# Aim
Only the number is wanted: how many lines contain the word "this"?

-- START OF Data for processing --

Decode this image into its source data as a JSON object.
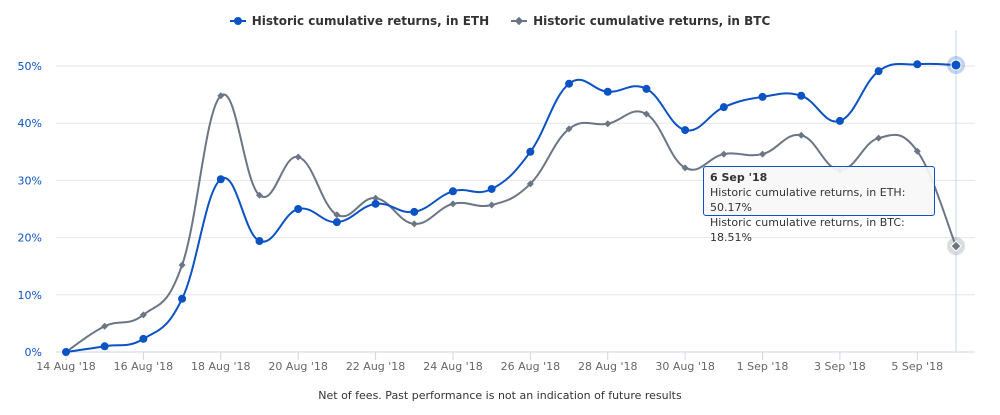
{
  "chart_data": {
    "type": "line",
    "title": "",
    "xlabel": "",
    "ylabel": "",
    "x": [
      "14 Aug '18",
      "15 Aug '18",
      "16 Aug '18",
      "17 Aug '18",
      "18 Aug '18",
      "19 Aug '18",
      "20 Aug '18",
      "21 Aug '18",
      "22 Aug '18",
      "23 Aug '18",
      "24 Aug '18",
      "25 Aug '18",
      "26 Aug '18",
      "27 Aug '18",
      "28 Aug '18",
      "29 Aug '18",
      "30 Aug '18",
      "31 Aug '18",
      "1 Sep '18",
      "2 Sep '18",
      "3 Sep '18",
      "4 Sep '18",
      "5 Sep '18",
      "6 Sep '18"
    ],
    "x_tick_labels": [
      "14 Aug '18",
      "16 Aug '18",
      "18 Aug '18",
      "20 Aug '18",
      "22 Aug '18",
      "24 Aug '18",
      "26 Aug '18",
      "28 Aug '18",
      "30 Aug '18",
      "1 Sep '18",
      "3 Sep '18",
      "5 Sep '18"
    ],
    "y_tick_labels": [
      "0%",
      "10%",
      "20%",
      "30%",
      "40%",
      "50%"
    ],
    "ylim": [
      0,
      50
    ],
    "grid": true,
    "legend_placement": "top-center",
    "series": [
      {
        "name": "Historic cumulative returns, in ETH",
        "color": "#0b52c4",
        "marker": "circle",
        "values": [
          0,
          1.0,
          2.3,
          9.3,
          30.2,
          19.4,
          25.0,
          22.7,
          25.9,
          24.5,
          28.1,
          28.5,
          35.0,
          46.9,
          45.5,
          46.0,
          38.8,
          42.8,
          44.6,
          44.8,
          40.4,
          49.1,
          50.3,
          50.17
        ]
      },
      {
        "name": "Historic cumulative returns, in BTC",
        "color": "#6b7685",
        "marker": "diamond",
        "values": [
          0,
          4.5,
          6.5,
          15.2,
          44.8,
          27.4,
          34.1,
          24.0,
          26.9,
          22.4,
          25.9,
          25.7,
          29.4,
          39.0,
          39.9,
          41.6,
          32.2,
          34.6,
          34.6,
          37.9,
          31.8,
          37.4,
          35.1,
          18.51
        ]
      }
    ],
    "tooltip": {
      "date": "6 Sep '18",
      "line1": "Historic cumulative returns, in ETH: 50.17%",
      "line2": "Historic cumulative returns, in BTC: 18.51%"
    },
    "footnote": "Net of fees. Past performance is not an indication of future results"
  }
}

-- END OF Data for processing --
-- START OF Data for processing --

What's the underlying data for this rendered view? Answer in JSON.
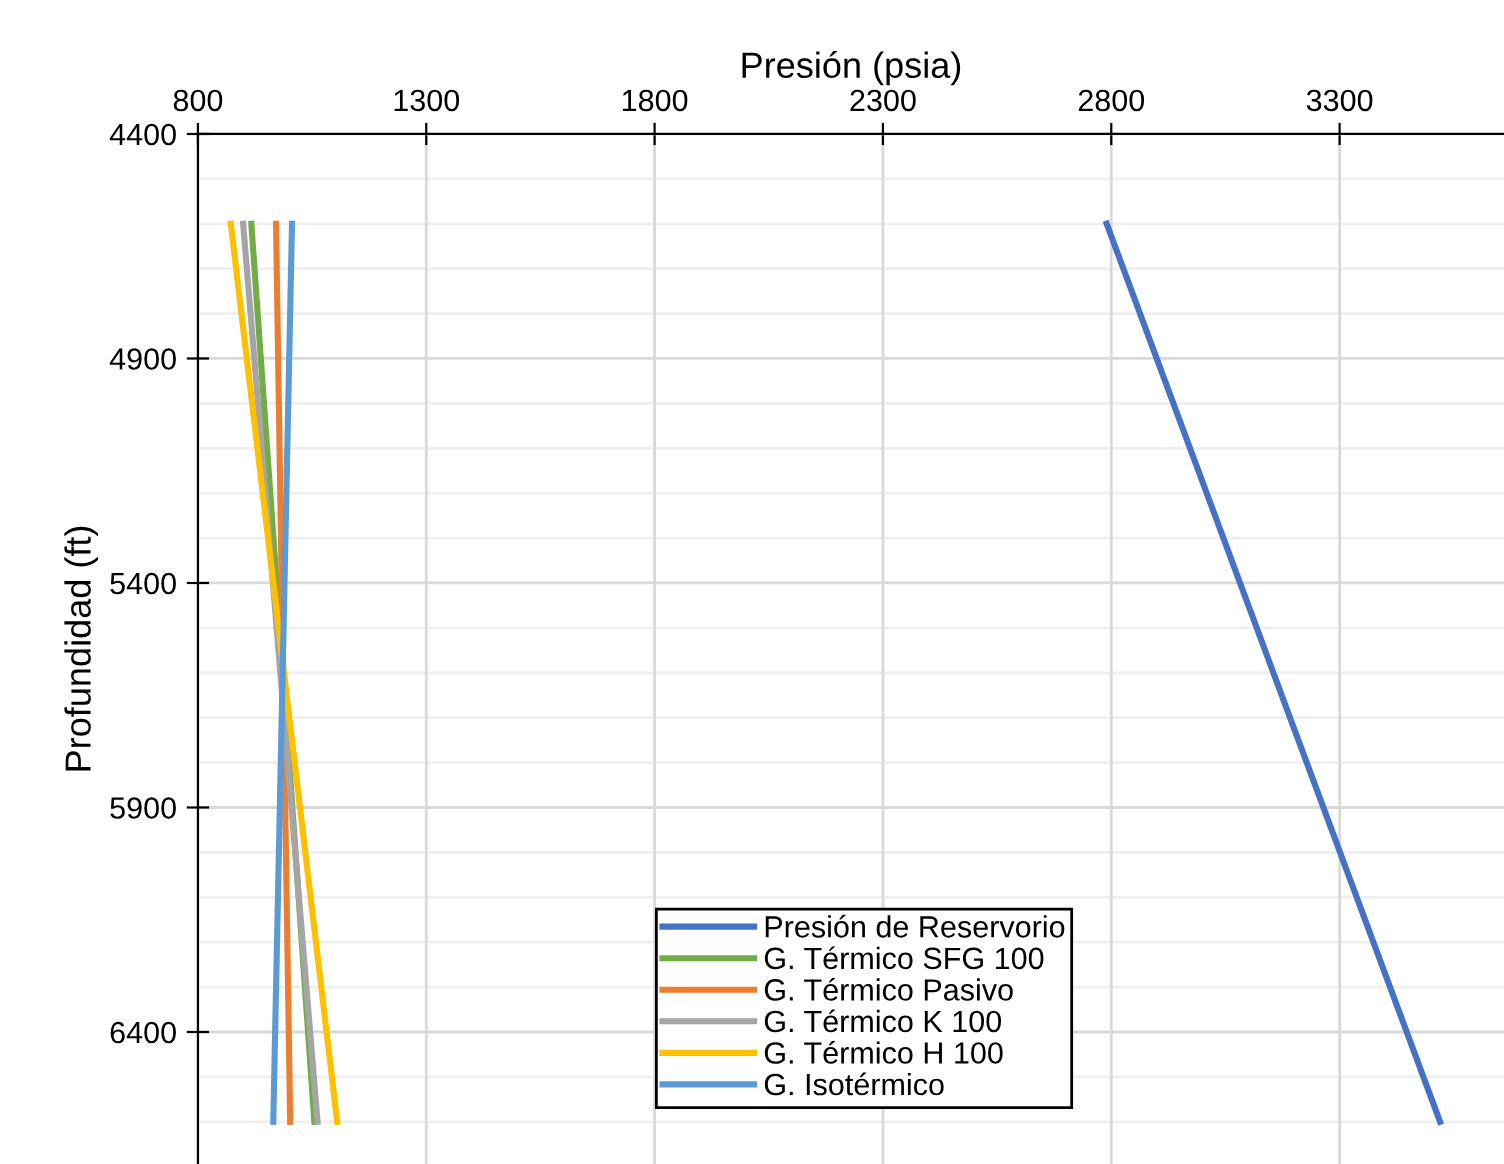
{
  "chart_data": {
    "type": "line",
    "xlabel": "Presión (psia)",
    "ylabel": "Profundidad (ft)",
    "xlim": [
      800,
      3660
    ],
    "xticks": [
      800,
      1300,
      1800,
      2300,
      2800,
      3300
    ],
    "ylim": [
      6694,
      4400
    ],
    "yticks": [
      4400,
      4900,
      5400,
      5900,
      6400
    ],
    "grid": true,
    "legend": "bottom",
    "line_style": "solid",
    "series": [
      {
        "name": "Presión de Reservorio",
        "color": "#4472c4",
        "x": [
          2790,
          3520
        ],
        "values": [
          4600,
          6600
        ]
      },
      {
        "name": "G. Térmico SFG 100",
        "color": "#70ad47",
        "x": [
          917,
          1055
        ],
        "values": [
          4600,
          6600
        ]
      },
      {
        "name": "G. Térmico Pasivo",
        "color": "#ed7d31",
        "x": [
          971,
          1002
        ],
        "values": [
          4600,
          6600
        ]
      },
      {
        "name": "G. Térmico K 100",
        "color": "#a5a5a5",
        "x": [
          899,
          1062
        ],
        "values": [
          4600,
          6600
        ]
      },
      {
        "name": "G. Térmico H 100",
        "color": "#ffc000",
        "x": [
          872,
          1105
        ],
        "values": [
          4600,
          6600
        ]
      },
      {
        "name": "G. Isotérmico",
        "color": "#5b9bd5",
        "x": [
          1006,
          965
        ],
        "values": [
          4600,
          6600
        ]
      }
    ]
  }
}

-- END OF Data for processing --

# Correct output
2